─── MATERIAL PROVIDED

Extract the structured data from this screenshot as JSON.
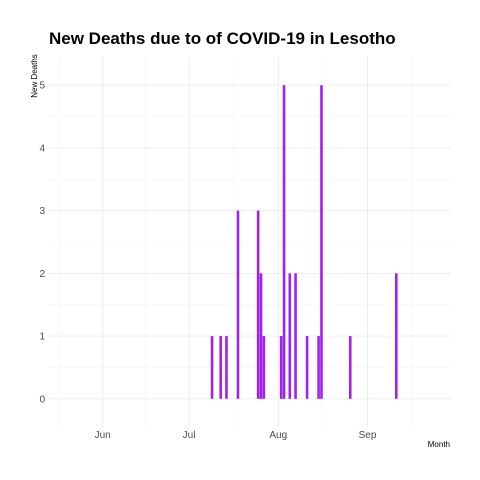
{
  "chart_data": {
    "type": "bar",
    "title": "New Deaths due to of COVID-19 in Lesotho",
    "xlabel": "Month",
    "ylabel": "New Deaths",
    "x_type": "date",
    "xlim": [
      "2020-05-13",
      "2020-09-30"
    ],
    "ylim": [
      -0.45,
      5.45
    ],
    "x_ticks": [
      {
        "date": "2020-06-01",
        "label": "Jun"
      },
      {
        "date": "2020-07-01",
        "label": "Jul"
      },
      {
        "date": "2020-08-01",
        "label": "Aug"
      },
      {
        "date": "2020-09-01",
        "label": "Sep"
      }
    ],
    "y_ticks": [
      0,
      1,
      2,
      3,
      4,
      5
    ],
    "grid": true,
    "bar_color": "#a020f0",
    "data": [
      {
        "date": "2020-07-09",
        "value": 1
      },
      {
        "date": "2020-07-12",
        "value": 1
      },
      {
        "date": "2020-07-14",
        "value": 1
      },
      {
        "date": "2020-07-18",
        "value": 3
      },
      {
        "date": "2020-07-25",
        "value": 3
      },
      {
        "date": "2020-07-26",
        "value": 2
      },
      {
        "date": "2020-07-27",
        "value": 1
      },
      {
        "date": "2020-07-29",
        "value": 0
      },
      {
        "date": "2020-08-02",
        "value": 1
      },
      {
        "date": "2020-08-03",
        "value": 5
      },
      {
        "date": "2020-08-05",
        "value": 2
      },
      {
        "date": "2020-08-07",
        "value": 2
      },
      {
        "date": "2020-08-11",
        "value": 1
      },
      {
        "date": "2020-08-15",
        "value": 1
      },
      {
        "date": "2020-08-16",
        "value": 5
      },
      {
        "date": "2020-08-26",
        "value": 1
      },
      {
        "date": "2020-09-11",
        "value": 2
      }
    ]
  }
}
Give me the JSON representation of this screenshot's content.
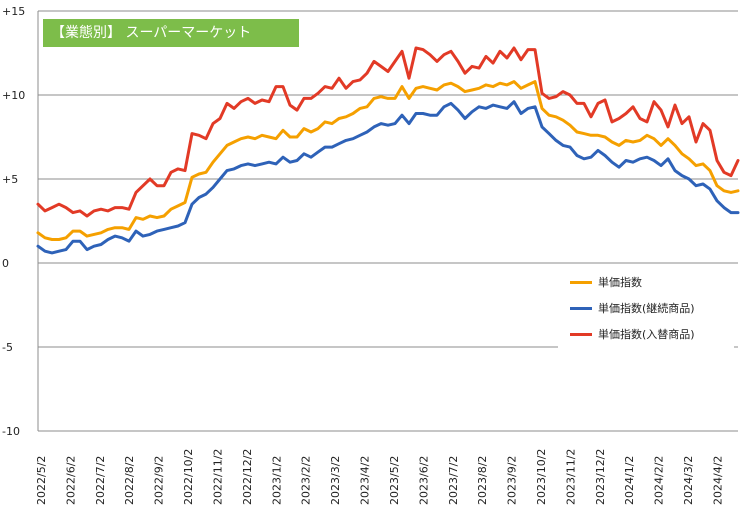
{
  "chart_data": {
    "type": "line",
    "title": "【業態別】 スーパーマーケット",
    "xlabel": "",
    "ylabel": "",
    "ylim": [
      -10,
      15
    ],
    "yticks": [
      {
        "value": 15,
        "label": "+15"
      },
      {
        "value": 10,
        "label": "+10"
      },
      {
        "value": 5,
        "label": "+5"
      },
      {
        "value": 0,
        "label": "0"
      },
      {
        "value": -5,
        "label": "-5"
      },
      {
        "value": -10,
        "label": "-10"
      }
    ],
    "x_tick_labels": [
      "2022/5/2",
      "2022/6/2",
      "2022/7/2",
      "2022/8/2",
      "2022/9/2",
      "2022/10/2",
      "2022/11/2",
      "2022/12/2",
      "2023/1/2",
      "2023/2/2",
      "2023/3/2",
      "2023/4/2",
      "2023/5/2",
      "2023/6/2",
      "2023/7/2",
      "2023/8/2",
      "2023/9/2",
      "2023/10/2",
      "2023/11/2",
      "2023/12/2",
      "2024/1/2",
      "2024/2/2",
      "2024/3/2",
      "2024/4/2"
    ],
    "grid": "horizontal",
    "legend_position": "bottom-right",
    "series": [
      {
        "name": "単価指数",
        "color": "#f5a000",
        "values": [
          1.8,
          1.5,
          1.4,
          1.4,
          1.5,
          1.9,
          1.9,
          1.6,
          1.7,
          1.8,
          2.0,
          2.1,
          2.1,
          2.0,
          2.7,
          2.6,
          2.8,
          2.7,
          2.8,
          3.2,
          3.4,
          3.6,
          5.1,
          5.3,
          5.4,
          6.0,
          6.5,
          7.0,
          7.2,
          7.4,
          7.5,
          7.4,
          7.6,
          7.5,
          7.4,
          7.9,
          7.5,
          7.5,
          8.0,
          7.8,
          8.0,
          8.4,
          8.3,
          8.6,
          8.7,
          8.9,
          9.2,
          9.3,
          9.8,
          9.9,
          9.8,
          9.8,
          10.5,
          9.8,
          10.4,
          10.5,
          10.4,
          10.3,
          10.6,
          10.7,
          10.5,
          10.2,
          10.3,
          10.4,
          10.6,
          10.5,
          10.7,
          10.6,
          10.8,
          10.4,
          10.6,
          10.8,
          9.2,
          8.8,
          8.7,
          8.5,
          8.2,
          7.8,
          7.7,
          7.6,
          7.6,
          7.5,
          7.2,
          7.0,
          7.3,
          7.2,
          7.3,
          7.6,
          7.4,
          7.0,
          7.4,
          7.0,
          6.5,
          6.2,
          5.8,
          5.9,
          5.5,
          4.6,
          4.3,
          4.2,
          4.3
        ]
      },
      {
        "name": "単価指数(継続商品)",
        "color": "#2e62b8",
        "values": [
          1.0,
          0.7,
          0.6,
          0.7,
          0.8,
          1.3,
          1.3,
          0.8,
          1.0,
          1.1,
          1.4,
          1.6,
          1.5,
          1.3,
          1.9,
          1.6,
          1.7,
          1.9,
          2.0,
          2.1,
          2.2,
          2.4,
          3.5,
          3.9,
          4.1,
          4.5,
          5.0,
          5.5,
          5.6,
          5.8,
          5.9,
          5.8,
          5.9,
          6.0,
          5.9,
          6.3,
          6.0,
          6.1,
          6.5,
          6.3,
          6.6,
          6.9,
          6.9,
          7.1,
          7.3,
          7.4,
          7.6,
          7.8,
          8.1,
          8.3,
          8.2,
          8.3,
          8.8,
          8.3,
          8.9,
          8.9,
          8.8,
          8.8,
          9.3,
          9.5,
          9.1,
          8.6,
          9.0,
          9.3,
          9.2,
          9.4,
          9.3,
          9.2,
          9.6,
          8.9,
          9.2,
          9.3,
          8.1,
          7.7,
          7.3,
          7.0,
          6.9,
          6.4,
          6.2,
          6.3,
          6.7,
          6.4,
          6.0,
          5.7,
          6.1,
          6.0,
          6.2,
          6.3,
          6.1,
          5.8,
          6.2,
          5.5,
          5.2,
          5.0,
          4.6,
          4.7,
          4.4,
          3.7,
          3.3,
          3.0,
          3.0
        ]
      },
      {
        "name": "単価指数(入替商品)",
        "color": "#e23a26",
        "values": [
          3.5,
          3.1,
          3.3,
          3.5,
          3.3,
          3.0,
          3.1,
          2.8,
          3.1,
          3.2,
          3.1,
          3.3,
          3.3,
          3.2,
          4.2,
          4.6,
          5.0,
          4.6,
          4.6,
          5.4,
          5.6,
          5.5,
          7.7,
          7.6,
          7.4,
          8.3,
          8.6,
          9.5,
          9.2,
          9.6,
          9.8,
          9.5,
          9.7,
          9.6,
          10.5,
          10.5,
          9.4,
          9.1,
          9.8,
          9.8,
          10.1,
          10.5,
          10.4,
          11.0,
          10.4,
          10.8,
          10.9,
          11.3,
          12.0,
          11.7,
          11.4,
          12.0,
          12.6,
          11.0,
          12.8,
          12.7,
          12.4,
          12.0,
          12.4,
          12.6,
          12.0,
          11.3,
          11.7,
          11.6,
          12.3,
          11.9,
          12.6,
          12.2,
          12.8,
          12.1,
          12.7,
          12.7,
          10.1,
          9.8,
          9.9,
          10.2,
          10.0,
          9.5,
          9.5,
          8.7,
          9.5,
          9.7,
          8.4,
          8.6,
          8.9,
          9.3,
          8.6,
          8.4,
          9.6,
          9.1,
          8.1,
          9.4,
          8.3,
          8.7,
          7.2,
          8.3,
          7.9,
          6.1,
          5.4,
          5.2,
          6.1
        ]
      }
    ]
  }
}
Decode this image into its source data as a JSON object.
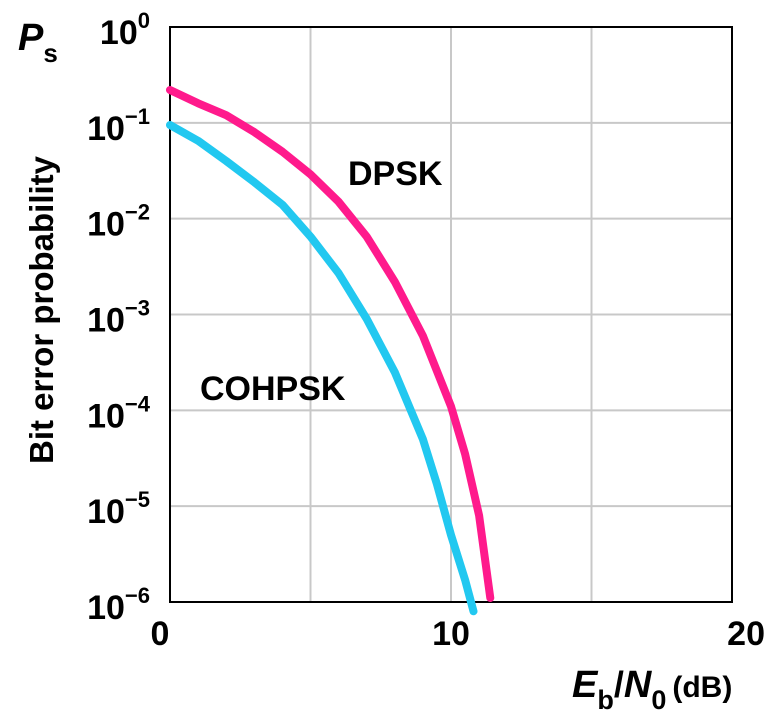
{
  "chart_data": {
    "type": "line",
    "title": "",
    "xlabel": {
      "E": "E",
      "b": "b",
      "N": "N",
      "zero": "0",
      "unit": "(dB)",
      "slash": "/"
    },
    "ylabel": "Bit error probability",
    "corner_label": {
      "P": "P",
      "s": "s"
    },
    "xlim": [
      0,
      20
    ],
    "ylim": [
      1e-06,
      1
    ],
    "yscale": "log",
    "grid": true,
    "x_ticks": [
      "0",
      "10",
      "20"
    ],
    "y_ticks": [
      {
        "base": "10",
        "exp": "0"
      },
      {
        "base": "10",
        "exp": "−1"
      },
      {
        "base": "10",
        "exp": "−2"
      },
      {
        "base": "10",
        "exp": "−3"
      },
      {
        "base": "10",
        "exp": "−4"
      },
      {
        "base": "10",
        "exp": "−5"
      },
      {
        "base": "10",
        "exp": "−6"
      }
    ],
    "series": [
      {
        "name": "DPSK",
        "color": "#ff1a8c",
        "x": [
          0,
          1,
          2,
          3,
          4,
          5,
          6,
          7,
          8,
          9,
          10,
          10.5,
          11,
          11.4
        ],
        "y": [
          0.22,
          0.16,
          0.12,
          0.08,
          0.05,
          0.029,
          0.015,
          0.0065,
          0.0022,
          0.0006,
          0.00011,
          3.5e-05,
          8e-06,
          1.1e-06
        ]
      },
      {
        "name": "COHPSK",
        "color": "#22c8f0",
        "x": [
          0,
          1,
          2,
          3,
          4,
          5,
          6,
          7,
          8,
          9,
          9.5,
          10,
          10.5,
          10.8
        ],
        "y": [
          0.095,
          0.065,
          0.04,
          0.024,
          0.014,
          0.0065,
          0.0027,
          0.0009,
          0.00025,
          5e-05,
          1.7e-05,
          5e-06,
          1.7e-06,
          8e-07
        ]
      }
    ],
    "annotations": [
      "DPSK",
      "COHPSK"
    ]
  }
}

──────

AIM: Select every line where the word "screenshot" occurs.

RESPONSE FOR THIS EXERCISE:
Extract the structured data from this screenshot as JSON.
Give me the JSON representation of this screenshot's content.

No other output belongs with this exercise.